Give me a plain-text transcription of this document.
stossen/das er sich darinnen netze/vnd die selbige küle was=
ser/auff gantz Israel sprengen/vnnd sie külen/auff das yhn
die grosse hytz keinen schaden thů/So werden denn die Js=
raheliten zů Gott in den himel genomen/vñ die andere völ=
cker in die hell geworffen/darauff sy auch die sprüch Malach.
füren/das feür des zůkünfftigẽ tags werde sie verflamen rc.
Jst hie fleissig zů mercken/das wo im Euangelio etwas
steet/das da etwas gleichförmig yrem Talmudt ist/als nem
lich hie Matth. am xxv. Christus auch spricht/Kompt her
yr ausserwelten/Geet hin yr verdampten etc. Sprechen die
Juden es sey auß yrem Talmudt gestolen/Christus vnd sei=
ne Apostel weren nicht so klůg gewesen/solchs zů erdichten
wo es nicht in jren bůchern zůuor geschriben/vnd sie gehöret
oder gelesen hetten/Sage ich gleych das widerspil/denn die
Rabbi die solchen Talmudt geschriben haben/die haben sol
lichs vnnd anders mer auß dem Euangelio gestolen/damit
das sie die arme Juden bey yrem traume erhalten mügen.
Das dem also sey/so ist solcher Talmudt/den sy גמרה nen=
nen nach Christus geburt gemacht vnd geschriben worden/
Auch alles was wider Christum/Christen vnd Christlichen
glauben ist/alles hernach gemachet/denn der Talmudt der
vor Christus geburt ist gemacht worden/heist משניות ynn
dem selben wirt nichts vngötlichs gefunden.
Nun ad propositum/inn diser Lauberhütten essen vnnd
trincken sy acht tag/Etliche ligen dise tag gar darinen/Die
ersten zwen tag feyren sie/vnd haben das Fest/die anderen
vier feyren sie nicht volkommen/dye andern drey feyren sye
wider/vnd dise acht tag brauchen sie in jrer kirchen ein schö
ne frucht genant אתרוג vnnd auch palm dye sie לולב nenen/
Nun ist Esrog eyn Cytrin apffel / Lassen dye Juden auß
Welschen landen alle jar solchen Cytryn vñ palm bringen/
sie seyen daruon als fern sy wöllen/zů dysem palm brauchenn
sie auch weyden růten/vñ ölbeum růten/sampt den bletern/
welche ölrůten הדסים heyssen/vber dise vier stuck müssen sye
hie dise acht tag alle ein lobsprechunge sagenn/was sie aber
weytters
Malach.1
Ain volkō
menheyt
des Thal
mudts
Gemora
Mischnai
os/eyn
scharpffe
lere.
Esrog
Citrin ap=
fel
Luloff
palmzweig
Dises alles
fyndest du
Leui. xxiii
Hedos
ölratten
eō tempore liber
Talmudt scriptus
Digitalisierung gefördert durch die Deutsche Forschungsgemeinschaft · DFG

> **The problem**
Write out every record verbatim.

> **Result of this task**
Give me a plain-text transcription of this document.
stossen/das er sich darinnen netze/vnd die selbige küle was=
ser/auff gantz Israel sprengen/vnnd sie külen/auff das yhn
die grosse hytz keinen schaden thů/So werden denn die Js=
raheliten zů Gott in den himel genomen/vñ die andere völ=
cker in die hell geworffen/darauff sy auch die sprüch Malach.
füren/das feür des zůkünfftigẽ tags werde sie verflamen rc.
Jst hie fleissig zů mercken/das wo im Euangelio etwas
steet/das da etwas gleichförmig yrem Talmudt ist/als nem
lich hie Matth. am xxv. Christus auch spricht/Kompt her
yr ausserwelten/Geet hin yr verdampten etc. Sprechen die
Juden es sey auß yrem Talmudt gestolen/Christus vnd sei=
ne Apostel weren nicht so klůg gewesen/solchs zů erdichten
wo es nicht in jren bůchern zůuor geschriben/vnd sie gehöret
oder gelesen hetten/Sage ich gleych das widerspil/denn die
Rabbi die solchen Talmudt geschriben haben/die haben sol
lichs vnnd anders mer auß dem Euangelio gestolen/damit
das sie die arme Juden bey yrem traume erhalten mügen.
Das dem also sey/so ist solcher Talmudt/den sy גמרה nen=
nen nach Christus geburt gemacht vnd geschriben worden/
Auch alles was wider Christum/Christen vnd Christlichen
glauben ist/alles hernach gemachet/denn der Talmudt der
vor Christus geburt ist gemacht worden/heist משניות ynn
dem selben wirt nichts vngötlichs gefunden.
Nun ad propositum/inn diser Lauberhütten essen vnnd
trincken sy acht tag/Etliche ligen dise tag gar darinen/Die
ersten zwen tag feyren sie/vnd haben das Fest/die anderen
vier feyren sie nicht volkommen/dye andern drey feyren sye
wider/vnd dise acht tag brauchen sie in jrer kirchen ein schö
ne frucht genant אתרוג vnnd auch palm dye sie לולב nenen/
Nun ist Esrog eyn Cytrin apffel / Lassen dye Juden auß
Welschen landen alle jar solchen Cytryn vñ palm bringen/
sie seyen daruon als fern sy wöllen/zů dysem palm brauchenn
sie auch weyden růten/vñ ölbeum růten/sampt den bletern/
welche ölrůten הדסים heyssen/vber dise vier stuck müssen sye
hie dise acht tag alle ein lobsprechunge sagenn/was sie aber
weytters
Malach.1
Ain volkō
menheyt
des Thal
mudts
Gemora
Mischnai
os/eyn
scharpffe
lere.
Esrog
Citrin ap=
fel
Luloff
palmzweig
Dises alles
fyndest du
Leui. xxiii
Hedos
ölratten
eō tempore liber
Talmudt scriptus
Digitalisierung gefördert durch die Deutsche Forschungsgemeinschaft · DFG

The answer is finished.